Repeat the whole listing exactly as written.

(Dataset records)
..............................
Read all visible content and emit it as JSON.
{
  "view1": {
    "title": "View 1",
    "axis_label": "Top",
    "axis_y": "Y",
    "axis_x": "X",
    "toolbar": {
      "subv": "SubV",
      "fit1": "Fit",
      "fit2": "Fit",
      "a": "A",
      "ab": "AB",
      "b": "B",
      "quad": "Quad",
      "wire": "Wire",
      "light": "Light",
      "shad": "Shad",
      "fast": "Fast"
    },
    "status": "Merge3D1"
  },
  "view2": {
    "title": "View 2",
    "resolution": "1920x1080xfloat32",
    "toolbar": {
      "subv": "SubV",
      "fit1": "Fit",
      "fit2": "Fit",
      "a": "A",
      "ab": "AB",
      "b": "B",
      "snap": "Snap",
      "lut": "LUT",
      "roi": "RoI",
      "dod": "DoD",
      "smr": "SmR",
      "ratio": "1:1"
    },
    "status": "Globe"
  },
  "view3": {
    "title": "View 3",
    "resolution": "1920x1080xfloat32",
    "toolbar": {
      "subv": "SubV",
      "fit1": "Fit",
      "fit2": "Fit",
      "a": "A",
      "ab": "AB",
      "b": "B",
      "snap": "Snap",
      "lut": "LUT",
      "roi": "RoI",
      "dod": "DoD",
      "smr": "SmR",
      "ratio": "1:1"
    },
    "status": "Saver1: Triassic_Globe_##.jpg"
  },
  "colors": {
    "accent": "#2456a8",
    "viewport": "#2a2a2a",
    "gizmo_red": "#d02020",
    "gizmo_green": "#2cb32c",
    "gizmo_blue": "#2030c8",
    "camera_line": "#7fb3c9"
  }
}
..............................
*Written response*
Read all visible content and emit it as JSON.
{
  "view1": {
    "title": "View 1",
    "axis_label": "Top",
    "axis_y": "Y",
    "axis_x": "X",
    "toolbar": {
      "subv": "SubV",
      "fit1": "Fit",
      "fit2": "Fit",
      "a": "A",
      "ab": "AB",
      "b": "B",
      "quad": "Quad",
      "wire": "Wire",
      "light": "Light",
      "shad": "Shad",
      "fast": "Fast"
    },
    "status": "Merge3D1"
  },
  "view2": {
    "title": "View 2",
    "resolution": "1920x1080xfloat32",
    "toolbar": {
      "subv": "SubV",
      "fit1": "Fit",
      "fit2": "Fit",
      "a": "A",
      "ab": "AB",
      "b": "B",
      "snap": "Snap",
      "lut": "LUT",
      "roi": "RoI",
      "dod": "DoD",
      "smr": "SmR",
      "ratio": "1:1"
    },
    "status": "Globe"
  },
  "view3": {
    "title": "View 3",
    "resolution": "1920x1080xfloat32",
    "toolbar": {
      "subv": "SubV",
      "fit1": "Fit",
      "fit2": "Fit",
      "a": "A",
      "ab": "AB",
      "b": "B",
      "snap": "Snap",
      "lut": "LUT",
      "roi": "RoI",
      "dod": "DoD",
      "smr": "SmR",
      "ratio": "1:1"
    },
    "status": "Saver1: Triassic_Globe_##.jpg"
  },
  "colors": {
    "accent": "#2456a8",
    "viewport": "#2a2a2a",
    "gizmo_red": "#d02020",
    "gizmo_green": "#2cb32c",
    "gizmo_blue": "#2030c8",
    "camera_line": "#7fb3c9"
  }
}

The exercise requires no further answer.